- [WHAT TO DO]: The records below must be copied in full; omit the images.

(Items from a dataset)
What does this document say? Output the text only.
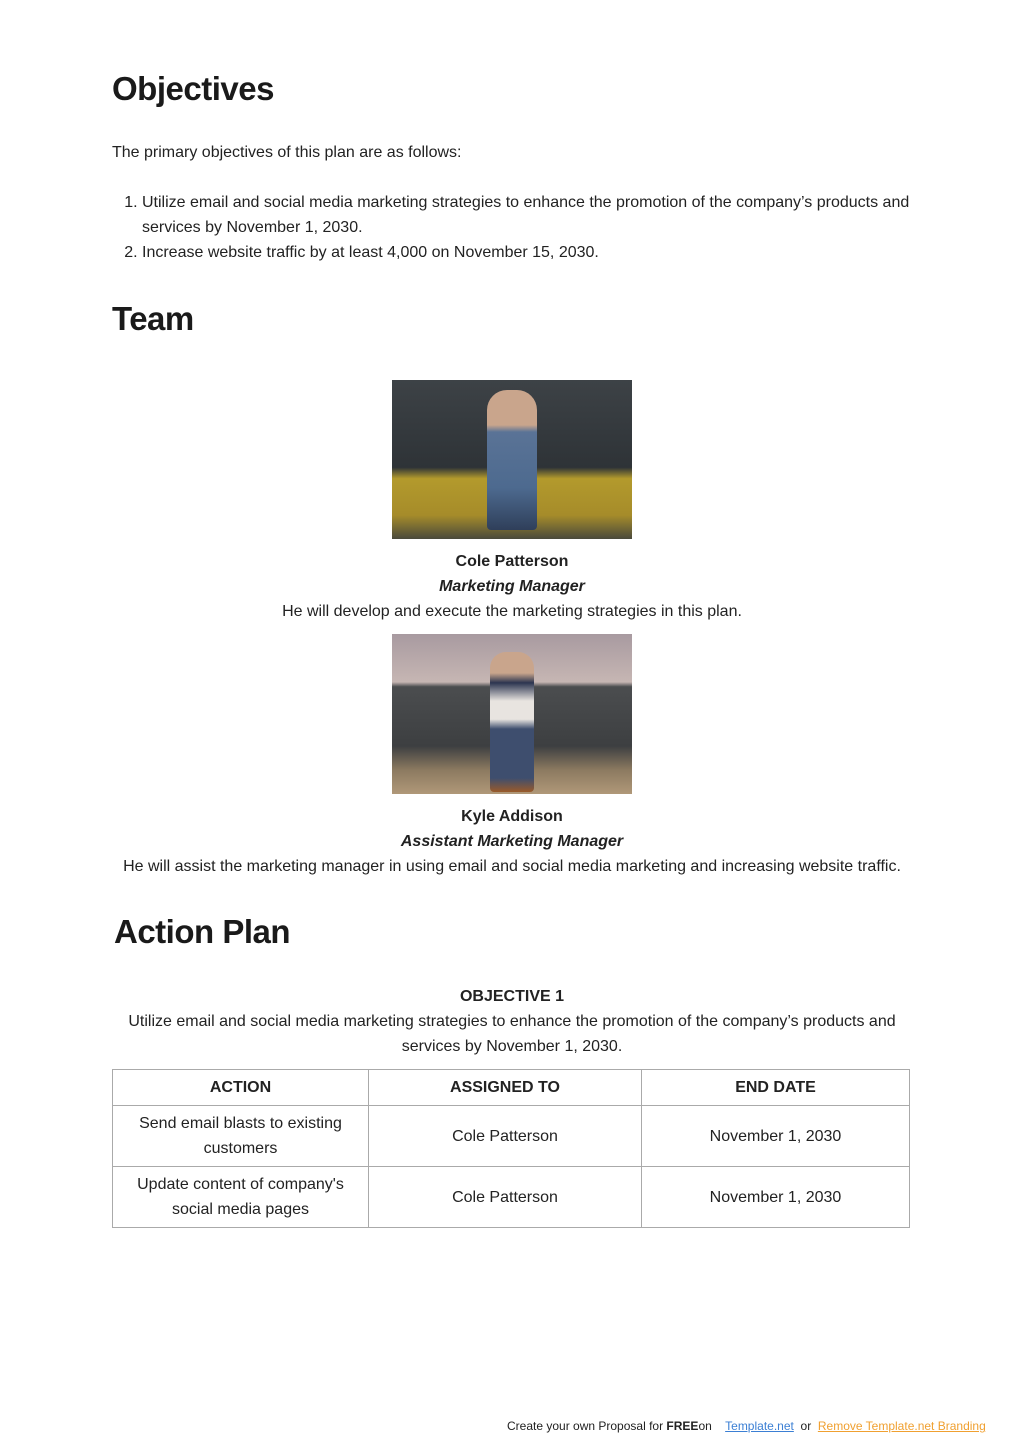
Objectives

The primary objectives of this plan are as follows:

1. Utilize email and social media marketing strategies to enhance the promotion of the company’s products and services by November 1, 2030.
2. Increase website traffic by at least 4,000 on November 15, 2030.
Team

Cole Patterson

Marketing Manager

He will develop and execute the marketing strategies in this plan.

Kyle Addison

Assistant Marketing Manager

He will assist the marketing manager in using email and social media marketing and increasing website traffic.

Action Plan

OBJECTIVE 1

Utilize email and social media marketing strategies to enhance the promotion of the company’s products and services by November 1, 2030.

ACTION	ASSIGNED TO	END DATE
Send email blasts to existing customers	Cole Patterson	November 1, 2030
Update content of company's social media pages	Cole Patterson	November 1, 2030
Create your own Proposal for FREEon Template.net or Remove Template.net Branding
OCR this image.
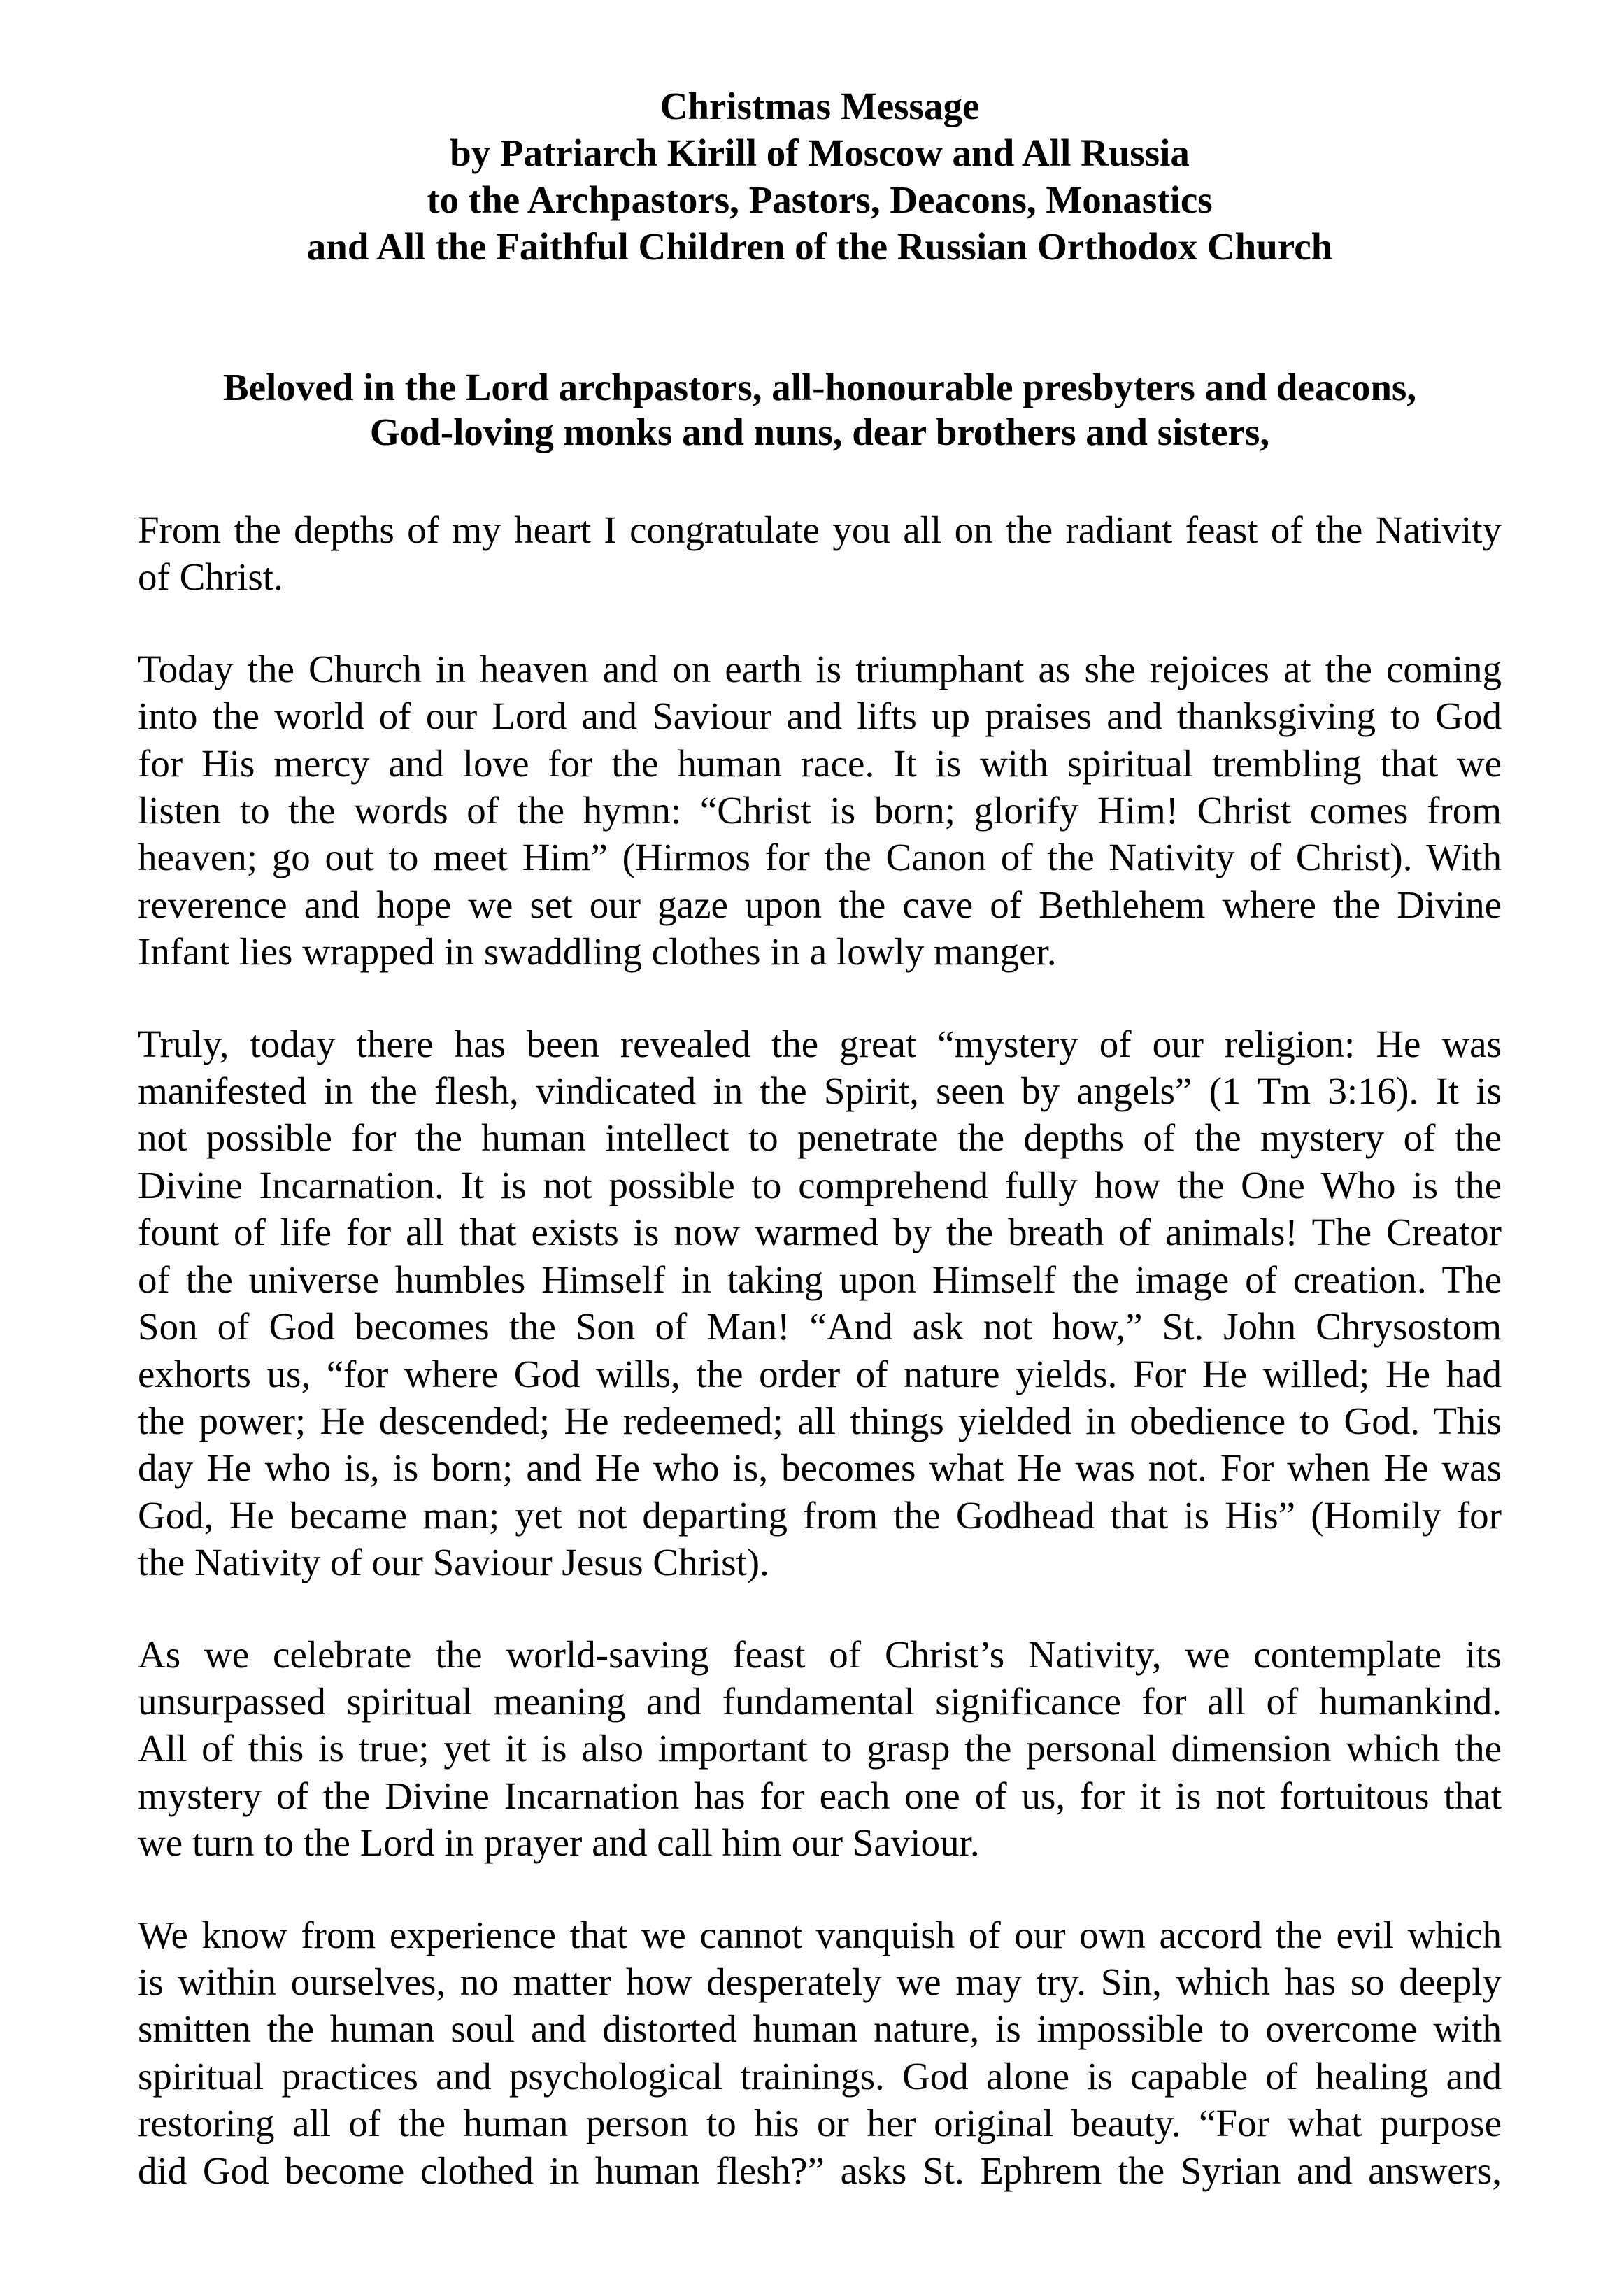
Christmas Message
by Patriarch Kirill of Moscow and All Russia
to the Archpastors, Pastors, Deacons, Monastics
and All the Faithful Children of the Russian Orthodox Church
Beloved in the Lord archpastors, all-honourable presbyters and deacons,
God-loving monks and nuns, dear brothers and sisters,
From the depths of my heart I congratulate you all on the radiant feast of the Nativity
of Christ.
Today the Church in heaven and on earth is triumphant as she rejoices at the coming
into the world of our Lord and Saviour and lifts up praises and thanksgiving to God
for His mercy and love for the human race. It is with spiritual trembling that we
listen to the words of the hymn: “Christ is born; glorify Him! Christ comes from
heaven; go out to meet Him” (Hirmos for the Canon of the Nativity of Christ). With
reverence and hope we set our gaze upon the cave of Bethlehem where the Divine
Infant lies wrapped in swaddling clothes in a lowly manger.
Truly, today there has been revealed the great “mystery of our religion: He was
manifested in the flesh, vindicated in the Spirit, seen by angels” (1 Tm 3:16). It is
not possible for the human intellect to penetrate the depths of the mystery of the
Divine Incarnation. It is not possible to comprehend fully how the One Who is the
fount of life for all that exists is now warmed by the breath of animals! The Creator
of the universe humbles Himself in taking upon Himself the image of creation. The
Son of God becomes the Son of Man! “And ask not how,” St. John Chrysostom
exhorts us, “for where God wills, the order of nature yields. For He willed; He had
the power; He descended; He redeemed; all things yielded in obedience to God. This
day He who is, is born; and He who is, becomes what He was not. For when He was
God, He became man; yet not departing from the Godhead that is His” (Homily for
the Nativity of our Saviour Jesus Christ).
As we celebrate the world-saving feast of Christ’s Nativity, we contemplate its
unsurpassed spiritual meaning and fundamental significance for all of humankind.
All of this is true; yet it is also important to grasp the personal dimension which the
mystery of the Divine Incarnation has for each one of us, for it is not fortuitous that
we turn to the Lord in prayer and call him our Saviour.
We know from experience that we cannot vanquish of our own accord the evil which
is within ourselves, no matter how desperately we may try. Sin, which has so deeply
smitten the human soul and distorted human nature, is impossible to overcome with
spiritual practices and psychological trainings. God alone is capable of healing and
restoring all of the human person to his or her original beauty. “For what purpose
did God become clothed in human flesh?” asks St. Ephrem the Syrian and answers,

- [THE ANSWER]:
What does this document say? Output the text only.
Objectives

The primary objectives of this plan are as follows:

1. Utilize email and social media marketing strategies to enhance the promotion of the company’s products and services by November 1, 2030.
2. Increase website traffic by at least 4,000 on November 15, 2030.
Team

Cole Patterson

Marketing Manager

He will develop and execute the marketing strategies in this plan.

Kyle Addison

Assistant Marketing Manager

He will assist the marketing manager in using email and social media marketing and increasing website traffic.

Action Plan

OBJECTIVE 1

Utilize email and social media marketing strategies to enhance the promotion of the company’s products and services by November 1, 2030.

ACTION	ASSIGNED TO	END DATE
Send email blasts to existing customers	Cole Patterson	November 1, 2030
Update content of company's social media pages	Cole Patterson	November 1, 2030
Create your own Proposal for FREEon Template.net or Remove Template.net Branding
OCR this image.
Christmas Message
by Patriarch Kirill of Moscow and All Russia
to the Archpastors, Pastors, Deacons, Monastics
and All the Faithful Children of the Russian Orthodox Church
Beloved in the Lord archpastors, all-honourable presbyters and deacons,
God-loving monks and nuns, dear brothers and sisters,
From the depths of my heart I congratulate you all on the radiant feast of the Nativity
of Christ.
Today the Church in heaven and on earth is triumphant as she rejoices at the coming
into the world of our Lord and Saviour and lifts up praises and thanksgiving to God
for His mercy and love for the human race. It is with spiritual trembling that we
listen to the words of the hymn: “Christ is born; glorify Him! Christ comes from
heaven; go out to meet Him” (Hirmos for the Canon of the Nativity of Christ). With
reverence and hope we set our gaze upon the cave of Bethlehem where the Divine
Infant lies wrapped in swaddling clothes in a lowly manger.
Truly, today there has been revealed the great “mystery of our religion: He was
manifested in the flesh, vindicated in the Spirit, seen by angels” (1 Tm 3:16). It is
not possible for the human intellect to penetrate the depths of the mystery of the
Divine Incarnation. It is not possible to comprehend fully how the One Who is the
fount of life for all that exists is now warmed by the breath of animals! The Creator
of the universe humbles Himself in taking upon Himself the image of creation. The
Son of God becomes the Son of Man! “And ask not how,” St. John Chrysostom
exhorts us, “for where God wills, the order of nature yields. For He willed; He had
the power; He descended; He redeemed; all things yielded in obedience to God. This
day He who is, is born; and He who is, becomes what He was not. For when He was
God, He became man; yet not departing from the Godhead that is His” (Homily for
the Nativity of our Saviour Jesus Christ).
As we celebrate the world-saving feast of Christ’s Nativity, we contemplate its
unsurpassed spiritual meaning and fundamental significance for all of humankind.
All of this is true; yet it is also important to grasp the personal dimension which the
mystery of the Divine Incarnation has for each one of us, for it is not fortuitous that
we turn to the Lord in prayer and call him our Saviour.
We know from experience that we cannot vanquish of our own accord the evil which
is within ourselves, no matter how desperately we may try. Sin, which has so deeply
smitten the human soul and distorted human nature, is impossible to overcome with
spiritual practices and psychological trainings. God alone is capable of healing and
restoring all of the human person to his or her original beauty. “For what purpose
did God become clothed in human flesh?” asks St. Ephrem the Syrian and answers,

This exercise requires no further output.